Work to be completed
Each line that holds the string "الأولى" counts once; say how many such lines there are and add nothing.

Entries from a dataset
* BEGIN *

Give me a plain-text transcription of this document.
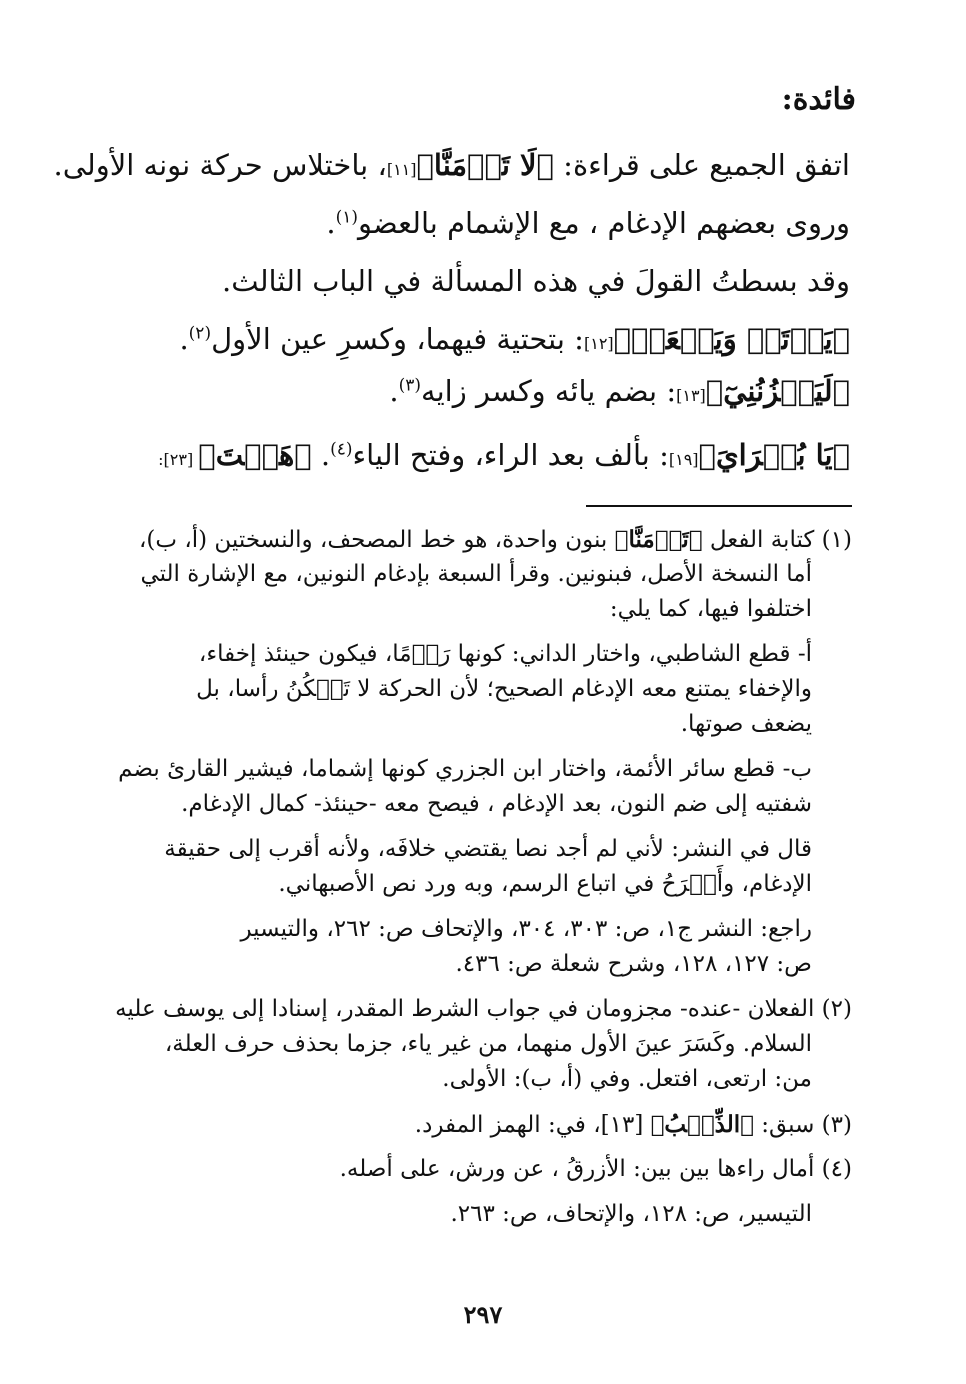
فائدة:
اتفق الجميع على قراءة: ﴿لَا تَأۡمَنَّا﴾[١١]، باختلاس حركة نونه الأولى.
وروى بعضهم الإدغام ، مع الإشمام بالعضو$^{(١)}$.
وقد بسطتُ القولَ في هذه المسألة في الباب الثالث.
﴿يَرۡتَعۡ وَيَلۡعَبۡ﴾[١٢]: بتحتية فيهما، وكسرِ عين الأول$^{(٢)}$.
﴿لَيَحۡزُنُنِيٓ﴾[١٣]: بضم يائه وكسر زايه$^{(٣)}$.
﴿يَا بُشۡرَايَ﴾[١٩]: بألف بعد الراء، وفتح الياء$^{(٤)}$. ﴿هَيۡتَ﴾ [٢٣]:
(١) كتابة الفعل ﴿تَأۡمَنَّا﴾ بنون واحدة، هو خط المصحف، والنسختين (أ، ب)،
أما النسخة الأصل، فبنونين. وقرأ السبعة بإدغام النونين، مع الإشارة التي
اختلفوا فيها، كما يلي:
أ- قطع الشاطبي، واختار الداني: كونها رَوۡمًا، فيكون حينئذ إخفاء،
والإخفاء يمتنع معه الإدغام الصحيح؛ لأن الحركة لا تَسۡكُنُ رأسا، بل
يضعف صوتها.
ب- قطع سائر الأئمة، واختار ابن الجزري كونها إشماما، فيشير القارئ بضم
شفتيه إلى ضم النون، بعد الإدغام ، فيصح معه -حينئذ- كمال الإدغام.
قال في النشر: لأني لم أجد نصا يقتضي خلافَه، ولأنه أقرب إلى حقيقة
الإدغام، وأَصۡرَحُ في اتباع الرسم، وبه ورد نص الأصبهاني.
راجع: النشر ج١، ص: ٣٠٣، ٣٠٤، والإتحاف ص: ٢٦٢، والتيسير
ص: ١٢٧، ١٢٨، وشرح شعلة ص: ٤٣٦.
(٢) الفعلان -عنده- مجزومان في جواب الشرط المقدر، إسنادا إلى يوسف عليه
السلام. وكَسَرَ عينَ الأول منهما، من غير ياء، جزما بحذف حرف العلة،
من: ارتعى، افتعل. وفي (أ، ب): الأولى.
(٣) سبق: ﴿الذِّئۡبُ﴾ [١٣]، في: الهمز المفرد.
(٤) أمال راءها بين بين: الأزرقُ ، عن ورش، على أصله.
التيسير، ص: ١٢٨، والإتحاف، ص: ٢٦٣.
٢٩٧
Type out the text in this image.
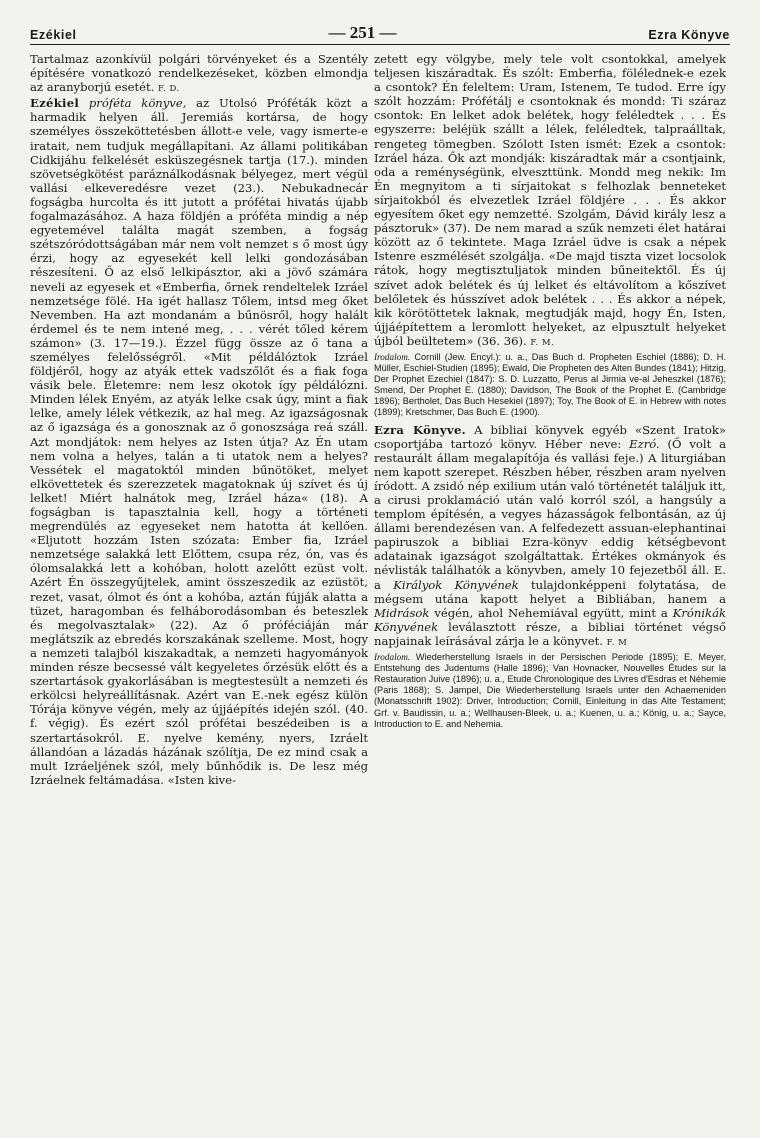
Ezékiel	— 251 —	Ezra Könyve

Tartalmaz azonkívül polgári törvényeket és a Szentély építésére vonatkozó rendelkezéseket, közben elmondja az aranyborjú esetét. F. D.

Ezékiel próféta könyve, az Utolsó Próféták közt a harmadik helyen áll. Jeremiás kortársa, de hogy személyes összeköttetésben állott-e vele, vagy ismerte-e iratait, nem tudjuk megállapítani. Az állami politikában Cidkijáhu felkelését esküszegésnek tartja (17.). minden szövetségkötést paráználkodásnak bélyegez, mert végül vallási elkeveredésre vezet (23.). Nebukadnecár fogságba hurcolta és itt jutott a prófétai hivatás újabb fogalmazásához. A haza földjén a próféta mindig a nép egyetemével találta magát szemben, a fogság szétszóródottságában már nem volt nemzet s ő most úgy érzi, hogy az egyesekét kell lelki gondozásában részesíteni. Ő az első lelkipásztor, aki a jövő számára neveli az egyesek et «Emberfia, őrnek rendeltelek Izráel nemzetsége fölé. Ha igét hallasz Tőlem, intsd meg őket Nevemben. Ha azt mondanám a bűnösről, hogy halált érdemel és te nem intené meg, . . . vérét tőled kérem számon» (3. 17—19.). Ézzel függ össze az ő tana a személyes felelősségről. «Mit példálóztok Izráel földjéről, hogy az atyák ettek vadszőlőt és a fiak foga vásik bele. Életemre: nem lesz okotok így példálózni. Minden lélek Enyém, az atyák lelke csak úgy, mint a fiak lelke, amely lélek vétkezik, az hal meg. Az igazságosnak az ő igazsága és a gonosznak az ő gonoszsága reá száll. Azt mondjátok: nem helyes az Isten útja? Az Én utam nem volna a helyes, talán a ti utatok nem a helyes? Vessétek el magatoktól minden bűnötöket, melyet elkövettetek és szerezzetek magatoknak új szívet és új lelket! Miért halnátok meg, Izráel háza« (18). A fogságban is tapasztalnia kell, hogy a történeti megrendülés az egyeseket nem hatotta át kellően. «Eljutott hozzám Isten szózata: Ember fia, Izráel nemzetsége salakká lett Előttem, csupa réz, ón, vas és ólomsalakká lett a kohóban, holott azelőtt ezüst volt. Azért Én összegyűjtelek, amint összeszedik az ezüstöt, rezet, vasat, ólmot és ónt a kohóba, aztán fújják alatta a tüzet, haragomban és felháborodásomban és beteszlek és megolvasztalak» (22). Az ő próféciáján már meglátszik az ebredés korszakának szelleme. Most, hogy a nemzeti talajból kiszakadtak, a nemzeti hagyományok minden része becsessé vált kegyeletes őrzésük előtt és a szertartások gyakorlásában is megtestesült a nemzeti és erkölcsi helyreállításnak. Azért van E.-nek egész külön Tórája könyve végén, mely az újjáépítés idején szól. (40. f. végig). És ezért szól prófétai beszédeiben is a szertartásokról. E. nyelve kemény, nyers, Izráelt állandóan a lázadás házának szólítja, De ez mind csak a mult Izráeljének szól, mely bűnhődik is. De lesz még Izráelnek feltámadása. «Isten kive-

zetett egy völgybe, mely tele volt csontokkal, amelyek teljesen kiszáradtak. És szólt: Emberfia, fölélednek-e ezek a csontok? Én feleltem: Uram, Istenem, Te tudod. Erre így szólt hozzám: Prófétálj e csontoknak és mondd: Ti száraz csontok: En lelket adok belétek, hogy feléledtek . . . És egyszerre: beléjük szállt a lélek, feléledtek, talpraálltak, rengeteg tömegben. Szólott Isten ismét: Ezek a csontok: Izráel háza. Ők azt mondják: kiszáradtak már a csontjaink, oda a reménységünk, elveszttünk. Mondd meg nekik: Im Én megnyitom a ti sírjaitokat s felhozlak benneteket sírjaitokból és elvezetlek Izráel földjére . . . És akkor egyesítem őket egy nemzetté. Szolgám, Dávid király lesz a pásztoruk» (37). De nem marad a szűk nemzeti élet határai között az ő tekintete. Maga Izráel üdve is csak a népek Istenre eszmélését szolgálja. «De majd tiszta vizet locsolok rátok, hogy megtisztuljatok minden bűneitektől. És új szívet adok belétek és új lelket és eltávolítom a kőszívet belőletek és hússzívet adok belétek . . . És akkor a népek, kik körötöttetek laknak, megtudják majd, hogy Én, Isten, újjáépítettem a leromlott helyeket, az elpusztult helyeket újból beültetem» (36. 36). F. M.

Irodalom. Cornill (Jew. Encyl.): u. a., Das Buch d. Propheten Eschiel (1886); D. H. Müller, Eschiel-Studien (1895); Ewald, Die Propheten des Alten Bundes (1841); Hitzig, Der Prophet Ezechiel (1847): S. D. Luzzatto, Perus al Jirmia ve-al Jeheszkel (1876); Smend, Der Prophet E. (1880); Davidson, The Book of the Prophet E. (Cambridge 1896); Bertholet, Das Buch Hesekiel (1897); Toy, The Book of E. in Hebrew with notes (1899); Kretschmer, Das Buch E. (1900).

Ezra Könyve. A bibliai könyvek egyéb «Szent Iratok» csoportjába tartozó könyv. Héber neve: Ezró. (Ő volt a restaurált állam megalapítója és vallási feje.) A liturgiában nem kapott szerepet. Részben héber, részben aram nyelven íródott. A zsidó nép exilium után való történetét találjuk itt, a cirusi proklamáció után való korról szól, a hangsúly a templom építésén, a vegyes házasságok felbontásán, az új állami berendezésen van. A felfedezett assuan-elephantinai papiruszok a bibliai Ezra-könyv eddig kétségbevont adatainak igazságot szolgáltattak. Értékes okmányok és névlisták találhatók a könyvben, amely 10 fejezetből áll. E. a Királyok Könyvének tulajdonképpeni folytatása, de mégsem utána kapott helyet a Bibliában, hanem a Midrások végén, ahol Nehemiával együtt, mint a Krónikák Könyvének leválasztott része, a bibliai történet végső napjainak leírásával zárja le a könyvet. F. M

Irodalom. Wiederherstellung Israels in der Persischen Periode (1895); E. Meyer, Entstehung des Judentums (Halle 1896); Van Hovnacker, Nouvelles Études sur la Restauration Juive (1896); u. a., Etude Chronologique des Livres d'Esdras et Néhemie (Paris 1868); S. Jampel, Die Wiederherstellung Israels unter den Achaemeniden (Monatsschrift 1902): Driver, Introduction; Cornill, Einleitung in das Alte Testament; Grf. v. Baudissin, u. a.; Wellhausen-Bleek, u. a.; Kuenen, u. a.; König, u. a.; Sayce, Introduction to E. and Nehemia.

* END *

Response
2